Le défi éthique de la réalité du patient. Seul un tiers extérieur au système que finissent par former les soignants et la famille peut rompre le pieux silence dans lequel on enferme le malade à l'approche de la mort le privant ainsi d’un précieux élément de décisions tant médicales que personnelles qu'il n’aura plus l’occasion de prendre. Le travail en réseau va se développer dans les années qui viennent, outre qu'il va mettre en synergie des intervenants aux cultures professionnelles différentes, il risque de tourner autour du patient sans que ce dernier en soi réellement le centre. La médiation peut contribuer à relever le défi de la recherche du sens dans le cadre du travail en réseau qui peut compliquer considérablement le recueil  et le traitement  du consentement
le besoin de communication éthique : la médiation élément du système de soins et de la nouvelle gouvernance

La relation de soin ne peut s'inscrire dans un huis clos qu'il soit sanitaire ou familial, encore moins au  moment crucial du consentement

A un moment  où le thème de la nouvelle gouvernance émerge fortement, la médiation devrait bénéficier d'une attention particulière . Les thèmes qui constituent les piliers de "la nouvelle gouvernance hospitalière"  ne peuvent se passer de l'apport d'un processus de communication éthique qui redistribue vraiment les cartes aussi bien parmi les acteurs du système de soin qu'ils soient administratifs ou soignants, qu'entre eux, les patients et leurs familles. La médiation a vocation à s'inscrire au cœur de la proximologie, discipline récente consacrée aux entourages des malades.

### Données à analyser
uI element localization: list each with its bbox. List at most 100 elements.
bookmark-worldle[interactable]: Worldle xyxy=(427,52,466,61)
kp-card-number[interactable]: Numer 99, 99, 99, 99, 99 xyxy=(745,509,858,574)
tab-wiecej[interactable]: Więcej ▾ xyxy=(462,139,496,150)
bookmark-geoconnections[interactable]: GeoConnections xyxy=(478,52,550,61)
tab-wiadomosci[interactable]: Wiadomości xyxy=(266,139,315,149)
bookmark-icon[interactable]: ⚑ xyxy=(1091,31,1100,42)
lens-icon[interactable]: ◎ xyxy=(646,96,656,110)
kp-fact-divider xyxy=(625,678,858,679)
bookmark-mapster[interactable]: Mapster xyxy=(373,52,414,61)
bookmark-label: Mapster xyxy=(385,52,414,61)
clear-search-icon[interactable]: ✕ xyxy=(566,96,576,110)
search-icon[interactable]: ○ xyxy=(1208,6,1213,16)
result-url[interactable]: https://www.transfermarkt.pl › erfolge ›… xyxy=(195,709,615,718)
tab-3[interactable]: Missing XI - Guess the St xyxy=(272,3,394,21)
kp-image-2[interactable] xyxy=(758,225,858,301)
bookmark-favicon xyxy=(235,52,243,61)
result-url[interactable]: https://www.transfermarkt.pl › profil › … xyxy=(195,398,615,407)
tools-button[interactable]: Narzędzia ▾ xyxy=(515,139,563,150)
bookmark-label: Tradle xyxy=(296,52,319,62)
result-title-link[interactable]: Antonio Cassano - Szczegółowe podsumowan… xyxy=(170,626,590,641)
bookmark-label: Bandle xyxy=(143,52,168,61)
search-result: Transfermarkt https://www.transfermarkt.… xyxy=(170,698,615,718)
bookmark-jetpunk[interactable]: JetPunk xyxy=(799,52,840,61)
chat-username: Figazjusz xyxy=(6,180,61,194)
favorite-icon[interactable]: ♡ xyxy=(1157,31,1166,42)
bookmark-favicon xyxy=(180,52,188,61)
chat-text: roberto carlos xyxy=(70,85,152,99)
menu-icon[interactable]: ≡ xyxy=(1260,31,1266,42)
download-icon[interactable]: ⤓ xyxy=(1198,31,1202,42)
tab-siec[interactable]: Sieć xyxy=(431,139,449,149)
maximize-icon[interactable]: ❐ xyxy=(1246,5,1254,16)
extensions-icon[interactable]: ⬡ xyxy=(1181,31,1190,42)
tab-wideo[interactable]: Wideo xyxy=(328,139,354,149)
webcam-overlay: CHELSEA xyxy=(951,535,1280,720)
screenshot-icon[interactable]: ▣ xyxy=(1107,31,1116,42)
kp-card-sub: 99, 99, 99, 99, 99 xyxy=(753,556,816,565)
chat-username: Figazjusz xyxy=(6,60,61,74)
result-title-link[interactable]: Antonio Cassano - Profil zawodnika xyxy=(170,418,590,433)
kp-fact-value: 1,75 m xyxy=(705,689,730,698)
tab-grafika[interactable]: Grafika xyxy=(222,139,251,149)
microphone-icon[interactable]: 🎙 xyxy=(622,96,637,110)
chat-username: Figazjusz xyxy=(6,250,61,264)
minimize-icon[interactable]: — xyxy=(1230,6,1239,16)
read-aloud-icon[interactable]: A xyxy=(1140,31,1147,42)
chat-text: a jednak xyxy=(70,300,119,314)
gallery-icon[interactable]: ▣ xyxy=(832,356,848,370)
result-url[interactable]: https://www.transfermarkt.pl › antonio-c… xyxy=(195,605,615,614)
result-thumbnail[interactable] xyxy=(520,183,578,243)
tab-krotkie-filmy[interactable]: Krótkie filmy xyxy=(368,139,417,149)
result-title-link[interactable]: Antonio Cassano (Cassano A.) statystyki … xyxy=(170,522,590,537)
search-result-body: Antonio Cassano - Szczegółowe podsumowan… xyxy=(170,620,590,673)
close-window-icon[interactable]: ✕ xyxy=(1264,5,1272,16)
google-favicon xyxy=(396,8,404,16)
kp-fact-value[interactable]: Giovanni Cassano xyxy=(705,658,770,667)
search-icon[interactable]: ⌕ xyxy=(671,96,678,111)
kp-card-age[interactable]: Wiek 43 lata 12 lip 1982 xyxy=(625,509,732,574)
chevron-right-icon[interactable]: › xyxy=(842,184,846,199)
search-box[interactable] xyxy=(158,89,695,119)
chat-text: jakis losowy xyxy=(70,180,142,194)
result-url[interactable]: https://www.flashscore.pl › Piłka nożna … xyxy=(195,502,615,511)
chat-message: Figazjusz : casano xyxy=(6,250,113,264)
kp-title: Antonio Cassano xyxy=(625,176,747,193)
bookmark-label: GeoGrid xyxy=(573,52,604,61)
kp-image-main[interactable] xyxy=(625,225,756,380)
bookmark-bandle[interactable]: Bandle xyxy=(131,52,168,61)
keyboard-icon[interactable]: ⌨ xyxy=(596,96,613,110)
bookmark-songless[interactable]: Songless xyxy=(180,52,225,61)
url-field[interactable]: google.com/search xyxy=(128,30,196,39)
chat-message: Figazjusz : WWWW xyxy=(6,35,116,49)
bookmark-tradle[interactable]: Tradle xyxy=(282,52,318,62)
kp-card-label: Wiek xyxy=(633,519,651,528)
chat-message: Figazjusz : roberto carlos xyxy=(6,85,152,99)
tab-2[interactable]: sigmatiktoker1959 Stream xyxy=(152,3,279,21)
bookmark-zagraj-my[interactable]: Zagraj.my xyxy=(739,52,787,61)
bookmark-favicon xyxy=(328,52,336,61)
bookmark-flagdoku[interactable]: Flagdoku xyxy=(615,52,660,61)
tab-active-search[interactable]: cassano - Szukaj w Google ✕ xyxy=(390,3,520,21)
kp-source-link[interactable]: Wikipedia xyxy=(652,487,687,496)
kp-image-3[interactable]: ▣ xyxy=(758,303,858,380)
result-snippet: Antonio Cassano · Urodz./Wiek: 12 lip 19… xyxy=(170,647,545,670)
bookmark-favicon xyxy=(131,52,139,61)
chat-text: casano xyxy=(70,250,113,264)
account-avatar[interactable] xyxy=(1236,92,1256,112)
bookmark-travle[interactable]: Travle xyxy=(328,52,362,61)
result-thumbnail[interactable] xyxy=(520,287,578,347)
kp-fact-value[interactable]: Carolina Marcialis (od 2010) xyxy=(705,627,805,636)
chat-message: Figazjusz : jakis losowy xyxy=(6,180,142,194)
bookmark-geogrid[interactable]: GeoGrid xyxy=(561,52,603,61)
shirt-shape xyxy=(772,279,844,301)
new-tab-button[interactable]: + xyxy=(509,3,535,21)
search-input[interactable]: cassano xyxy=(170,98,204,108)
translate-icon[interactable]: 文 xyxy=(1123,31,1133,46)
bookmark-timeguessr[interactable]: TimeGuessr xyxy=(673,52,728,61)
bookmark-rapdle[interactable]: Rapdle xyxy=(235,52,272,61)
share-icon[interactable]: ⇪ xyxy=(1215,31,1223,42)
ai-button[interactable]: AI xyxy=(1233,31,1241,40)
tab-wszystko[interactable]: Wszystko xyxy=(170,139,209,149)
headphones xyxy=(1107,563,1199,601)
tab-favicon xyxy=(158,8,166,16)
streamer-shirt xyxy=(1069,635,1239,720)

### Questions de lecture
(A) Répondez à ces questions à partir de l'extrait sur la médiation dans les soins.
(i) Qui seul peut rompre le silence dans lequel on enferme le malade à l'approche de la mort ?
(ii) Quel thème émerge fortement au moment où, selon le texte, la médiation devrait bénéficier d'une attention particulière ?
(iii) À quoi est consacrée la proximologie ?
(B) Écrivez la suite de l'extrait sur la médiation dans les soins, en partant de sa dernière phrase.

### Résultats
(A)
(i) Un tiers extérieur au système que finissent par former les soignants et la famille.
(ii) Le thème de la nouvelle gouvernance.
(iii) Aux entourages des malades.

(B)
Orientations futures suggérées :
   
Une réflexion lucide  sur les pratiques de médiation devrait permettre d¹avancer sur le thème du rôle de la médiation dans la  décision éthique parce que mal nommer serait  se condamner à mal faire

S’avère particulièrement indispensable pour éviter  que le poids du mal nommé  ne bloque les rectifications encore possibles à ce stade du développement de la médiation dans le secteur de la santé. Le paradoxe du primat de l’urgence pratique étant t de nuire à la pratique
     

D’une manière générale  on peut résumer ainsi les causes principales des risques de  contrefaçon de médiation :

-les deux syndromes de la médiation. Dans le  syndrome de m. Jourdain, on  pense faire de la médiation, comme m. Jourdain  faisait de la prose: sans le savoir. Dans  le syndrome du médiateur naturel, on  pense tirer de  son  statut personnel ou professionnel une posture innée de médiateur. Les deux syndromes conduisent à se dispenser de réflexion et de formation.

- le caractère insupportable du tiers constitue la cause principale du recours à la contrefaçon. Alors qu¹on peut se concilier à deux, la médiation ne peut se passer du tiers, or ce tiers est insupportable, d’où la tentation de le remplacer par un trompe l’œil, car tout  troisième n’est pas tiers.

Cependant la réponse à la demande de communication éthique n'échappe pas aux tentatives d’évitement du tiers. Beaucoup d'établissement  pensent répondre  au besoin de médiation en mobilisant leurs psychologues  ou leurs cadres infirmiers.il ne s'agit pas de disqualifier leur intervention, il convient au contraire de leur attribuer le titre et le mérite qui conviennent,  mais qui faute d'extériorité ne relève pas de la médiation. Quelle que soit leur qualité, dans un certain nombre de cas leur insertion dans le système limitera leur capacité d’intervention l¹extériorité du médiateur peut seule remplacer une situation binaire, d’aide par une posture ternaire dynamisante.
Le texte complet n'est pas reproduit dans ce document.